**Exercise requirements**
Transcribe each entry below exactly. Pictures do not go in the copy.

**Data entries**
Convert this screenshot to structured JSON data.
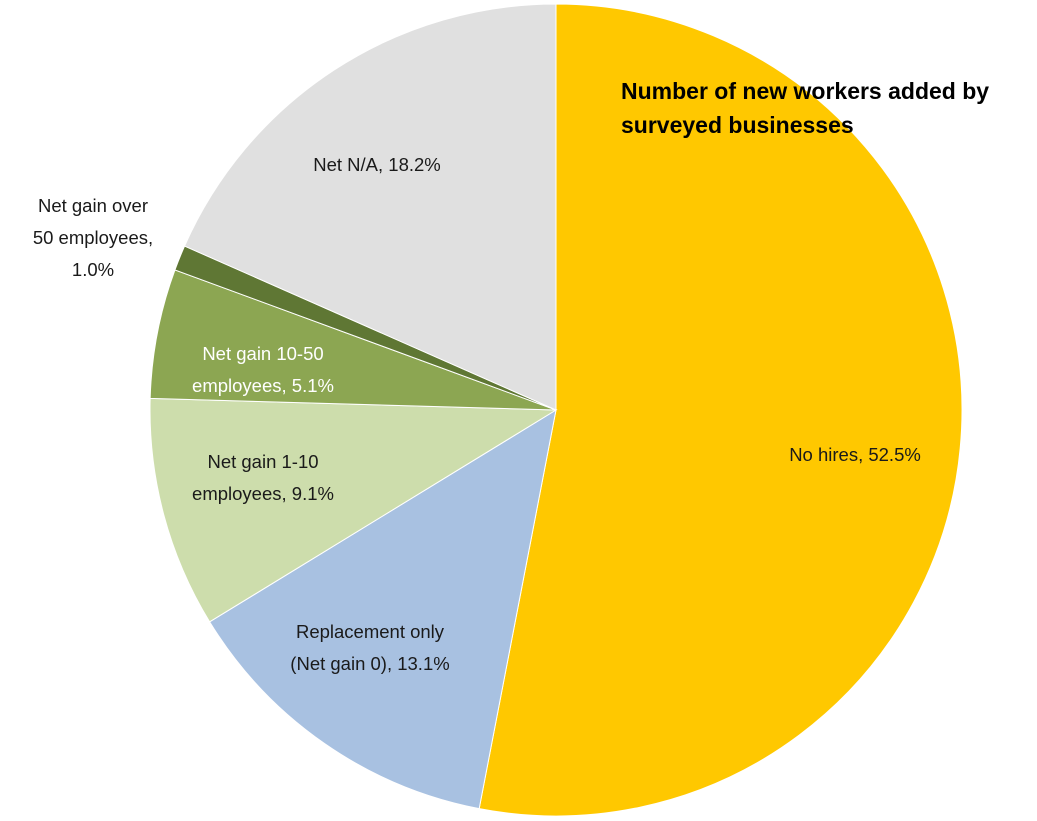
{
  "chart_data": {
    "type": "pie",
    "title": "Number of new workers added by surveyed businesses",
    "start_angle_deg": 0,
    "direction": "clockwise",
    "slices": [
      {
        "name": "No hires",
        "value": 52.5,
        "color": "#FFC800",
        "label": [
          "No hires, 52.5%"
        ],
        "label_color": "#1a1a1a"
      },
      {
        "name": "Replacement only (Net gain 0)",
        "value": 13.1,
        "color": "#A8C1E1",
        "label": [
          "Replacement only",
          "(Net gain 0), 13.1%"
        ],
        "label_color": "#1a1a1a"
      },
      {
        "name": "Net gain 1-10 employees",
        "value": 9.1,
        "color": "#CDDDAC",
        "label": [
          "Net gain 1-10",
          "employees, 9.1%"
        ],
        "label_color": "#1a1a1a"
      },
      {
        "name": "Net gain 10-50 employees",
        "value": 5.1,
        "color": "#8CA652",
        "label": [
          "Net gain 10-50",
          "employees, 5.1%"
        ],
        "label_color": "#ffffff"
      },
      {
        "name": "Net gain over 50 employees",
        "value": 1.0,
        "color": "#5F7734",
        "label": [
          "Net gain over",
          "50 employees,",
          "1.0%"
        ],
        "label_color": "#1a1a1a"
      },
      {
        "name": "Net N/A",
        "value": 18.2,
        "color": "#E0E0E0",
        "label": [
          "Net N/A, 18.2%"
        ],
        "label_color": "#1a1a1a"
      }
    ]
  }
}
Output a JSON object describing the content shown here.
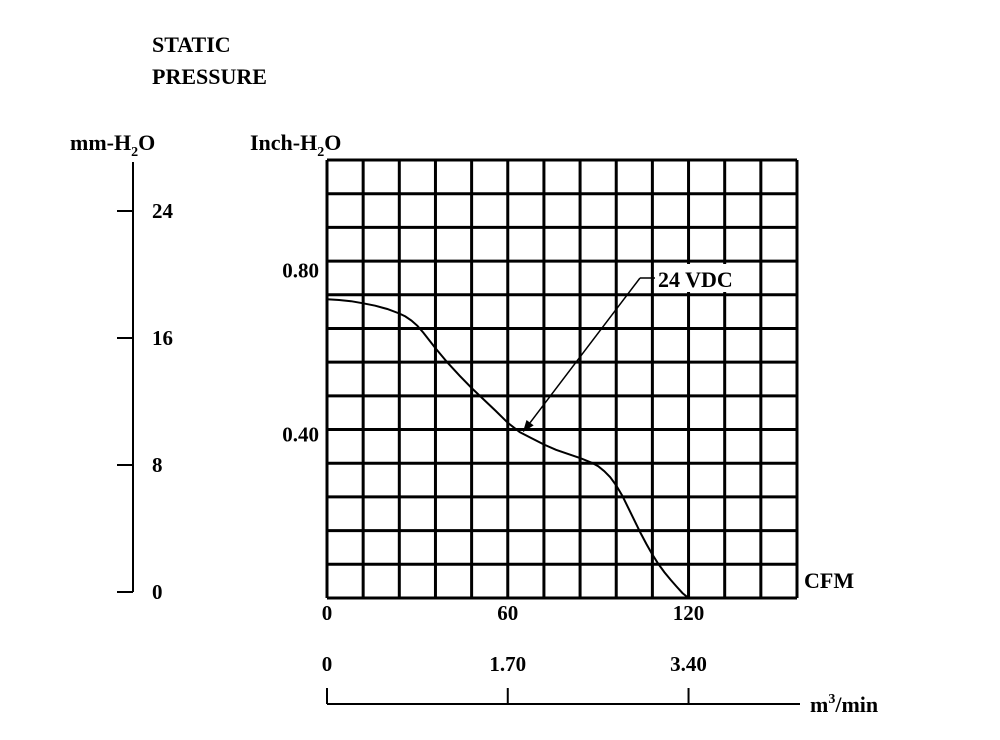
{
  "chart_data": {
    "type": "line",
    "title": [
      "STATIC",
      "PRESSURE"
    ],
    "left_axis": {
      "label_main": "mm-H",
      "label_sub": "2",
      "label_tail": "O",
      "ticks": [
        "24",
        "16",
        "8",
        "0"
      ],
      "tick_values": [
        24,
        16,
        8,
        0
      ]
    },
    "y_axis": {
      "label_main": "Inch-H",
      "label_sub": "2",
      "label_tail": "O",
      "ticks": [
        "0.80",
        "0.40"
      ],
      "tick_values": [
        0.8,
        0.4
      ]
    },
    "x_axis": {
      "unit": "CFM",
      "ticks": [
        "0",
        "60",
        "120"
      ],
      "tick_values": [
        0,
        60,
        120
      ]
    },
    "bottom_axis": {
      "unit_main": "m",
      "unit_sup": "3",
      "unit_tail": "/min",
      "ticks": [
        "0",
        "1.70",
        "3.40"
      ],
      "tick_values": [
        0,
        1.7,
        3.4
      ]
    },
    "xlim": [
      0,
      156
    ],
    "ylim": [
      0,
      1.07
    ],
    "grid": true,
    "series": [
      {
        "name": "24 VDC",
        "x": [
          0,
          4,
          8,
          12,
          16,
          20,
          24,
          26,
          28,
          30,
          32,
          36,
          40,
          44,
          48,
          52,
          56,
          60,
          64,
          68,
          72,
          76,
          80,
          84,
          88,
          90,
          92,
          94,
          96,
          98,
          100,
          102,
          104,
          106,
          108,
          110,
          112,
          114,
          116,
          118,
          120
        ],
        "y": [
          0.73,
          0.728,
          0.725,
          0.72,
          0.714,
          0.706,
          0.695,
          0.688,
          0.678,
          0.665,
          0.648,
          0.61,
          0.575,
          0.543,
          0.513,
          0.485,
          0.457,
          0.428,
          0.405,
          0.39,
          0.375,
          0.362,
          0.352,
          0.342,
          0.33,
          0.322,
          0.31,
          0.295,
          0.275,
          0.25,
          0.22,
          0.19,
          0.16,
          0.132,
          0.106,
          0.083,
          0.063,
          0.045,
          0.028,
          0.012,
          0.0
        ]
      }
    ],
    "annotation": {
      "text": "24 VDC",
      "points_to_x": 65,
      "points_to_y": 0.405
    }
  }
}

**In response**
Convert this screenshot to structured JSON data.
{
  "chart_data": {
    "type": "pie",
    "title": "Number of new workers added by surveyed businesses",
    "start_angle_deg": 0,
    "direction": "clockwise",
    "slices": [
      {
        "name": "No hires",
        "value": 52.5,
        "color": "#FFC800",
        "label": [
          "No hires, 52.5%"
        ],
        "label_color": "#1a1a1a"
      },
      {
        "name": "Replacement only (Net gain 0)",
        "value": 13.1,
        "color": "#A8C1E1",
        "label": [
          "Replacement only",
          "(Net gain 0), 13.1%"
        ],
        "label_color": "#1a1a1a"
      },
      {
        "name": "Net gain 1-10 employees",
        "value": 9.1,
        "color": "#CDDDAC",
        "label": [
          "Net gain 1-10",
          "employees, 9.1%"
        ],
        "label_color": "#1a1a1a"
      },
      {
        "name": "Net gain 10-50 employees",
        "value": 5.1,
        "color": "#8CA652",
        "label": [
          "Net gain 10-50",
          "employees, 5.1%"
        ],
        "label_color": "#ffffff"
      },
      {
        "name": "Net gain over 50 employees",
        "value": 1.0,
        "color": "#5F7734",
        "label": [
          "Net gain over",
          "50 employees,",
          "1.0%"
        ],
        "label_color": "#1a1a1a"
      },
      {
        "name": "Net N/A",
        "value": 18.2,
        "color": "#E0E0E0",
        "label": [
          "Net N/A, 18.2%"
        ],
        "label_color": "#1a1a1a"
      }
    ]
  }
}
Output a JSON object describing the content shown here.
{
  "chart_data": {
    "type": "line",
    "title": [
      "STATIC",
      "PRESSURE"
    ],
    "left_axis": {
      "label_main": "mm-H",
      "label_sub": "2",
      "label_tail": "O",
      "ticks": [
        "24",
        "16",
        "8",
        "0"
      ],
      "tick_values": [
        24,
        16,
        8,
        0
      ]
    },
    "y_axis": {
      "label_main": "Inch-H",
      "label_sub": "2",
      "label_tail": "O",
      "ticks": [
        "0.80",
        "0.40"
      ],
      "tick_values": [
        0.8,
        0.4
      ]
    },
    "x_axis": {
      "unit": "CFM",
      "ticks": [
        "0",
        "60",
        "120"
      ],
      "tick_values": [
        0,
        60,
        120
      ]
    },
    "bottom_axis": {
      "unit_main": "m",
      "unit_sup": "3",
      "unit_tail": "/min",
      "ticks": [
        "0",
        "1.70",
        "3.40"
      ],
      "tick_values": [
        0,
        1.7,
        3.4
      ]
    },
    "xlim": [
      0,
      156
    ],
    "ylim": [
      0,
      1.07
    ],
    "grid": true,
    "series": [
      {
        "name": "24 VDC",
        "x": [
          0,
          4,
          8,
          12,
          16,
          20,
          24,
          26,
          28,
          30,
          32,
          36,
          40,
          44,
          48,
          52,
          56,
          60,
          64,
          68,
          72,
          76,
          80,
          84,
          88,
          90,
          92,
          94,
          96,
          98,
          100,
          102,
          104,
          106,
          108,
          110,
          112,
          114,
          116,
          118,
          120
        ],
        "y": [
          0.73,
          0.728,
          0.725,
          0.72,
          0.714,
          0.706,
          0.695,
          0.688,
          0.678,
          0.665,
          0.648,
          0.61,
          0.575,
          0.543,
          0.513,
          0.485,
          0.457,
          0.428,
          0.405,
          0.39,
          0.375,
          0.362,
          0.352,
          0.342,
          0.33,
          0.322,
          0.31,
          0.295,
          0.275,
          0.25,
          0.22,
          0.19,
          0.16,
          0.132,
          0.106,
          0.083,
          0.063,
          0.045,
          0.028,
          0.012,
          0.0
        ]
      }
    ],
    "annotation": {
      "text": "24 VDC",
      "points_to_x": 65,
      "points_to_y": 0.405
    }
  }
}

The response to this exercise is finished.